--- START OF Supplied data ---

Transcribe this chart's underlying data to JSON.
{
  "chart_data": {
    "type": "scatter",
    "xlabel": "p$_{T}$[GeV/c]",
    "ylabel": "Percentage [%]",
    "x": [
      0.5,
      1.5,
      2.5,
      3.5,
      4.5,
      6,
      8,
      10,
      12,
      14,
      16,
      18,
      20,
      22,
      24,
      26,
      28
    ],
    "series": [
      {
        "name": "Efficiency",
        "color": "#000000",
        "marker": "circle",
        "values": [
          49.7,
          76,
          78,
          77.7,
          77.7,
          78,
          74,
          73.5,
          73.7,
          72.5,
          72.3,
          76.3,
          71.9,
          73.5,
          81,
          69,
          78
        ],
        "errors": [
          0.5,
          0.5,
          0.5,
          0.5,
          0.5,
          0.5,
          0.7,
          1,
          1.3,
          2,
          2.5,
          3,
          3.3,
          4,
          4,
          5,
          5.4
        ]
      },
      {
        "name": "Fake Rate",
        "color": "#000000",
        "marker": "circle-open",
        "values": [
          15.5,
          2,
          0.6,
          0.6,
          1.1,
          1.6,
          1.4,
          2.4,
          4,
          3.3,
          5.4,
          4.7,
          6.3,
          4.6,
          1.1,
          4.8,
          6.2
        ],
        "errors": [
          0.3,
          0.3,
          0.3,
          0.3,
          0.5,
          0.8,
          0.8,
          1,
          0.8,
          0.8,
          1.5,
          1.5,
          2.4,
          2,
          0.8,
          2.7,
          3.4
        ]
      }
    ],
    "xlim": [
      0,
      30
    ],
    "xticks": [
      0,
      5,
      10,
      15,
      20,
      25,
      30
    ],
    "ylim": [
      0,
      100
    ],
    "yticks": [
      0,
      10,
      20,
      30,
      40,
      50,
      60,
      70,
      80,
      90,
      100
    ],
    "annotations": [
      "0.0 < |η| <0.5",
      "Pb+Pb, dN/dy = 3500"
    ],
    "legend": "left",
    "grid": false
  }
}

--- END OF Supplied data ---

The listing above must be transcribed exactly, line by line.

- _Solution to this task_
Transcribe this chart's underlying data to JSON.
{
  "chart_data": {
    "type": "scatter",
    "xlabel": "p$_{T}$[GeV/c]",
    "ylabel": "Percentage [%]",
    "x": [
      0.5,
      1.5,
      2.5,
      3.5,
      4.5,
      6,
      8,
      10,
      12,
      14,
      16,
      18,
      20,
      22,
      24,
      26,
      28
    ],
    "series": [
      {
        "name": "Efficiency",
        "color": "#000000",
        "marker": "circle",
        "values": [
          49.7,
          76,
          78,
          77.7,
          77.7,
          78,
          74,
          73.5,
          73.7,
          72.5,
          72.3,
          76.3,
          71.9,
          73.5,
          81,
          69,
          78
        ],
        "errors": [
          0.5,
          0.5,
          0.5,
          0.5,
          0.5,
          0.5,
          0.7,
          1,
          1.3,
          2,
          2.5,
          3,
          3.3,
          4,
          4,
          5,
          5.4
        ]
      },
      {
        "name": "Fake Rate",
        "color": "#000000",
        "marker": "circle-open",
        "values": [
          15.5,
          2,
          0.6,
          0.6,
          1.1,
          1.6,
          1.4,
          2.4,
          4,
          3.3,
          5.4,
          4.7,
          6.3,
          4.6,
          1.1,
          4.8,
          6.2
        ],
        "errors": [
          0.3,
          0.3,
          0.3,
          0.3,
          0.5,
          0.8,
          0.8,
          1,
          0.8,
          0.8,
          1.5,
          1.5,
          2.4,
          2,
          0.8,
          2.7,
          3.4
        ]
      }
    ],
    "xlim": [
      0,
      30
    ],
    "xticks": [
      0,
      5,
      10,
      15,
      20,
      25,
      30
    ],
    "ylim": [
      0,
      100
    ],
    "yticks": [
      0,
      10,
      20,
      30,
      40,
      50,
      60,
      70,
      80,
      90,
      100
    ],
    "annotations": [
      "0.0 < |η| <0.5",
      "Pb+Pb, dN/dy = 3500"
    ],
    "legend": "left",
    "grid": false
  }
}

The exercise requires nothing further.